━━━ TASK DATA

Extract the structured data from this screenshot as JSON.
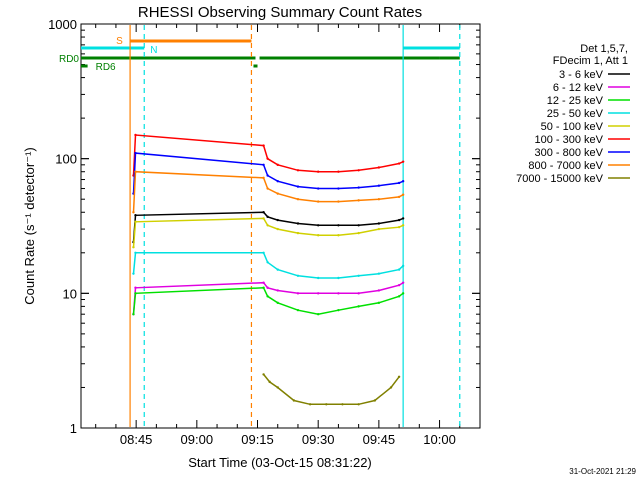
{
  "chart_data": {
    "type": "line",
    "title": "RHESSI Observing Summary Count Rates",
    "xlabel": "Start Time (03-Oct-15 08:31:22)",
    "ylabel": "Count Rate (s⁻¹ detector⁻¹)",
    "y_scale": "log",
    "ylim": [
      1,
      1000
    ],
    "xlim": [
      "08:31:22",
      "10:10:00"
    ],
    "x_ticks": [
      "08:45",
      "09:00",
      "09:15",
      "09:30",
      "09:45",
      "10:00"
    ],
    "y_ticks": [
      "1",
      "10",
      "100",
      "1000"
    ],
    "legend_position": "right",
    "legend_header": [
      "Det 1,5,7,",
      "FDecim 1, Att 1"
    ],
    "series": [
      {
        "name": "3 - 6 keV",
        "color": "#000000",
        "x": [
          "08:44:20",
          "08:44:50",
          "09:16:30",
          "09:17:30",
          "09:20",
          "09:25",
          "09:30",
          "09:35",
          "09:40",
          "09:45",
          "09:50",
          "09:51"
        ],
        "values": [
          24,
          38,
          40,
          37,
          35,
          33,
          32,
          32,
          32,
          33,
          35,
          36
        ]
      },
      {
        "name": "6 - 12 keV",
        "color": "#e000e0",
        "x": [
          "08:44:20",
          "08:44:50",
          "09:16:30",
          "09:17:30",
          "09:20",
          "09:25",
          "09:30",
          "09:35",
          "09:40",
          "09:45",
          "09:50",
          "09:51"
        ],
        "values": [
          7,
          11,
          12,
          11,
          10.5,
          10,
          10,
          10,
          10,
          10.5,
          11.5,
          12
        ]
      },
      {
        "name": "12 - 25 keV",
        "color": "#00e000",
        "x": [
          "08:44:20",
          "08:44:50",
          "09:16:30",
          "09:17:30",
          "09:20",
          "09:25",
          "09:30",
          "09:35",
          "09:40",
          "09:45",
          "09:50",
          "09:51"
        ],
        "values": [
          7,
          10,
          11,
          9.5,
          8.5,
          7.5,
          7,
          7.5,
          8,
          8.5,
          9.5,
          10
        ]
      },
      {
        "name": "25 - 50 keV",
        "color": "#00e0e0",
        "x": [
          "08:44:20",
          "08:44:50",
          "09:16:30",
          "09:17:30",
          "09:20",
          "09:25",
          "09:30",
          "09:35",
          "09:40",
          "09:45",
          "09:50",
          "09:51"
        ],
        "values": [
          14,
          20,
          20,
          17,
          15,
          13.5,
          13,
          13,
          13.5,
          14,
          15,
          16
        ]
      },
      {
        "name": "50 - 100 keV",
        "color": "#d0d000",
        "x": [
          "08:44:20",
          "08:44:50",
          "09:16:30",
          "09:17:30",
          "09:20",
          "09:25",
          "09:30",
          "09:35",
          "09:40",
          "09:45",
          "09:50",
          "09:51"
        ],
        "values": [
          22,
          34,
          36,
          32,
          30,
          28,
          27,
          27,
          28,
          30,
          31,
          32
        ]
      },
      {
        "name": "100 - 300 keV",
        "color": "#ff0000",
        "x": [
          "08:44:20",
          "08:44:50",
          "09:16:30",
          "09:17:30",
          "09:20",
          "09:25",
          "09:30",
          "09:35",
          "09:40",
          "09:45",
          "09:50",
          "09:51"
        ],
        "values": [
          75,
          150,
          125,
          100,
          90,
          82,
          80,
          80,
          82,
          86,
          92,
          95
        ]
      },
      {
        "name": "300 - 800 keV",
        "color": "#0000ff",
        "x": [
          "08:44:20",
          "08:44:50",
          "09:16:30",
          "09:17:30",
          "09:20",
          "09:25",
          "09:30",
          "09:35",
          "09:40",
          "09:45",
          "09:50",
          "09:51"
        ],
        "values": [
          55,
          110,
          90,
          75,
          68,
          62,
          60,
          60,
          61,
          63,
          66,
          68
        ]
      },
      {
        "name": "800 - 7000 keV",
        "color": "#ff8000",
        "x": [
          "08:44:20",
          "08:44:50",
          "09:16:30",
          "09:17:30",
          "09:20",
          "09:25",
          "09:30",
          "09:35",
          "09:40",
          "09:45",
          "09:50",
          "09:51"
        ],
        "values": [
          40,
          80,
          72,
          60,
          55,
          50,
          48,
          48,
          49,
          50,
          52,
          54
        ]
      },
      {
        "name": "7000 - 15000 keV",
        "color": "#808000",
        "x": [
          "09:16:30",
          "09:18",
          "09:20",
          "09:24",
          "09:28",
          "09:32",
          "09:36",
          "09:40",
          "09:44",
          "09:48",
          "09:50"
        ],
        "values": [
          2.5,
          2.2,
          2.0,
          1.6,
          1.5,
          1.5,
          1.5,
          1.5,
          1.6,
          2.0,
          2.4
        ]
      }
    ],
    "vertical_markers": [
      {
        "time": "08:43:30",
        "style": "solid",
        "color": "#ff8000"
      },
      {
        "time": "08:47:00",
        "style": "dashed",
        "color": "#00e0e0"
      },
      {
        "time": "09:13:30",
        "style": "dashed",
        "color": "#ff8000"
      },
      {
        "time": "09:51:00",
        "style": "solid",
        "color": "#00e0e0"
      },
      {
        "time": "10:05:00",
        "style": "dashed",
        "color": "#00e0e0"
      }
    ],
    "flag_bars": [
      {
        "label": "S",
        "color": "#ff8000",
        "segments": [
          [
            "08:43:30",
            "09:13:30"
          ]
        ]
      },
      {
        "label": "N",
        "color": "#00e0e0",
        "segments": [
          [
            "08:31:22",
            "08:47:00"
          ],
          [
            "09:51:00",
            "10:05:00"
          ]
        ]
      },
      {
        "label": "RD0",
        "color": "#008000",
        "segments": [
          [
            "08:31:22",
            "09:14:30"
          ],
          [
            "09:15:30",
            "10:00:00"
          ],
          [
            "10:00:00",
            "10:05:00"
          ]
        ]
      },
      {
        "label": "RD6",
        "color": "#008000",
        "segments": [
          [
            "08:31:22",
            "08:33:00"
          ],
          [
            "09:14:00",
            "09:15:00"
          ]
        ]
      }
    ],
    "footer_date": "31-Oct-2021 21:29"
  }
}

━━━━━━

Repeat the full listing above exactly, with no pictures in the copy.

Extract the structured data from this screenshot as JSON.
{
  "chart_data": {
    "type": "line",
    "title": "RHESSI Observing Summary Count Rates",
    "xlabel": "Start Time (03-Oct-15 08:31:22)",
    "ylabel": "Count Rate (s⁻¹ detector⁻¹)",
    "y_scale": "log",
    "ylim": [
      1,
      1000
    ],
    "xlim": [
      "08:31:22",
      "10:10:00"
    ],
    "x_ticks": [
      "08:45",
      "09:00",
      "09:15",
      "09:30",
      "09:45",
      "10:00"
    ],
    "y_ticks": [
      "1",
      "10",
      "100",
      "1000"
    ],
    "legend_position": "right",
    "legend_header": [
      "Det 1,5,7,",
      "FDecim 1, Att 1"
    ],
    "series": [
      {
        "name": "3 - 6 keV",
        "color": "#000000",
        "x": [
          "08:44:20",
          "08:44:50",
          "09:16:30",
          "09:17:30",
          "09:20",
          "09:25",
          "09:30",
          "09:35",
          "09:40",
          "09:45",
          "09:50",
          "09:51"
        ],
        "values": [
          24,
          38,
          40,
          37,
          35,
          33,
          32,
          32,
          32,
          33,
          35,
          36
        ]
      },
      {
        "name": "6 - 12 keV",
        "color": "#e000e0",
        "x": [
          "08:44:20",
          "08:44:50",
          "09:16:30",
          "09:17:30",
          "09:20",
          "09:25",
          "09:30",
          "09:35",
          "09:40",
          "09:45",
          "09:50",
          "09:51"
        ],
        "values": [
          7,
          11,
          12,
          11,
          10.5,
          10,
          10,
          10,
          10,
          10.5,
          11.5,
          12
        ]
      },
      {
        "name": "12 - 25 keV",
        "color": "#00e000",
        "x": [
          "08:44:20",
          "08:44:50",
          "09:16:30",
          "09:17:30",
          "09:20",
          "09:25",
          "09:30",
          "09:35",
          "09:40",
          "09:45",
          "09:50",
          "09:51"
        ],
        "values": [
          7,
          10,
          11,
          9.5,
          8.5,
          7.5,
          7,
          7.5,
          8,
          8.5,
          9.5,
          10
        ]
      },
      {
        "name": "25 - 50 keV",
        "color": "#00e0e0",
        "x": [
          "08:44:20",
          "08:44:50",
          "09:16:30",
          "09:17:30",
          "09:20",
          "09:25",
          "09:30",
          "09:35",
          "09:40",
          "09:45",
          "09:50",
          "09:51"
        ],
        "values": [
          14,
          20,
          20,
          17,
          15,
          13.5,
          13,
          13,
          13.5,
          14,
          15,
          16
        ]
      },
      {
        "name": "50 - 100 keV",
        "color": "#d0d000",
        "x": [
          "08:44:20",
          "08:44:50",
          "09:16:30",
          "09:17:30",
          "09:20",
          "09:25",
          "09:30",
          "09:35",
          "09:40",
          "09:45",
          "09:50",
          "09:51"
        ],
        "values": [
          22,
          34,
          36,
          32,
          30,
          28,
          27,
          27,
          28,
          30,
          31,
          32
        ]
      },
      {
        "name": "100 - 300 keV",
        "color": "#ff0000",
        "x": [
          "08:44:20",
          "08:44:50",
          "09:16:30",
          "09:17:30",
          "09:20",
          "09:25",
          "09:30",
          "09:35",
          "09:40",
          "09:45",
          "09:50",
          "09:51"
        ],
        "values": [
          75,
          150,
          125,
          100,
          90,
          82,
          80,
          80,
          82,
          86,
          92,
          95
        ]
      },
      {
        "name": "300 - 800 keV",
        "color": "#0000ff",
        "x": [
          "08:44:20",
          "08:44:50",
          "09:16:30",
          "09:17:30",
          "09:20",
          "09:25",
          "09:30",
          "09:35",
          "09:40",
          "09:45",
          "09:50",
          "09:51"
        ],
        "values": [
          55,
          110,
          90,
          75,
          68,
          62,
          60,
          60,
          61,
          63,
          66,
          68
        ]
      },
      {
        "name": "800 - 7000 keV",
        "color": "#ff8000",
        "x": [
          "08:44:20",
          "08:44:50",
          "09:16:30",
          "09:17:30",
          "09:20",
          "09:25",
          "09:30",
          "09:35",
          "09:40",
          "09:45",
          "09:50",
          "09:51"
        ],
        "values": [
          40,
          80,
          72,
          60,
          55,
          50,
          48,
          48,
          49,
          50,
          52,
          54
        ]
      },
      {
        "name": "7000 - 15000 keV",
        "color": "#808000",
        "x": [
          "09:16:30",
          "09:18",
          "09:20",
          "09:24",
          "09:28",
          "09:32",
          "09:36",
          "09:40",
          "09:44",
          "09:48",
          "09:50"
        ],
        "values": [
          2.5,
          2.2,
          2.0,
          1.6,
          1.5,
          1.5,
          1.5,
          1.5,
          1.6,
          2.0,
          2.4
        ]
      }
    ],
    "vertical_markers": [
      {
        "time": "08:43:30",
        "style": "solid",
        "color": "#ff8000"
      },
      {
        "time": "08:47:00",
        "style": "dashed",
        "color": "#00e0e0"
      },
      {
        "time": "09:13:30",
        "style": "dashed",
        "color": "#ff8000"
      },
      {
        "time": "09:51:00",
        "style": "solid",
        "color": "#00e0e0"
      },
      {
        "time": "10:05:00",
        "style": "dashed",
        "color": "#00e0e0"
      }
    ],
    "flag_bars": [
      {
        "label": "S",
        "color": "#ff8000",
        "segments": [
          [
            "08:43:30",
            "09:13:30"
          ]
        ]
      },
      {
        "label": "N",
        "color": "#00e0e0",
        "segments": [
          [
            "08:31:22",
            "08:47:00"
          ],
          [
            "09:51:00",
            "10:05:00"
          ]
        ]
      },
      {
        "label": "RD0",
        "color": "#008000",
        "segments": [
          [
            "08:31:22",
            "09:14:30"
          ],
          [
            "09:15:30",
            "10:00:00"
          ],
          [
            "10:00:00",
            "10:05:00"
          ]
        ]
      },
      {
        "label": "RD6",
        "color": "#008000",
        "segments": [
          [
            "08:31:22",
            "08:33:00"
          ],
          [
            "09:14:00",
            "09:15:00"
          ]
        ]
      }
    ],
    "footer_date": "31-Oct-2021 21:29"
  }
}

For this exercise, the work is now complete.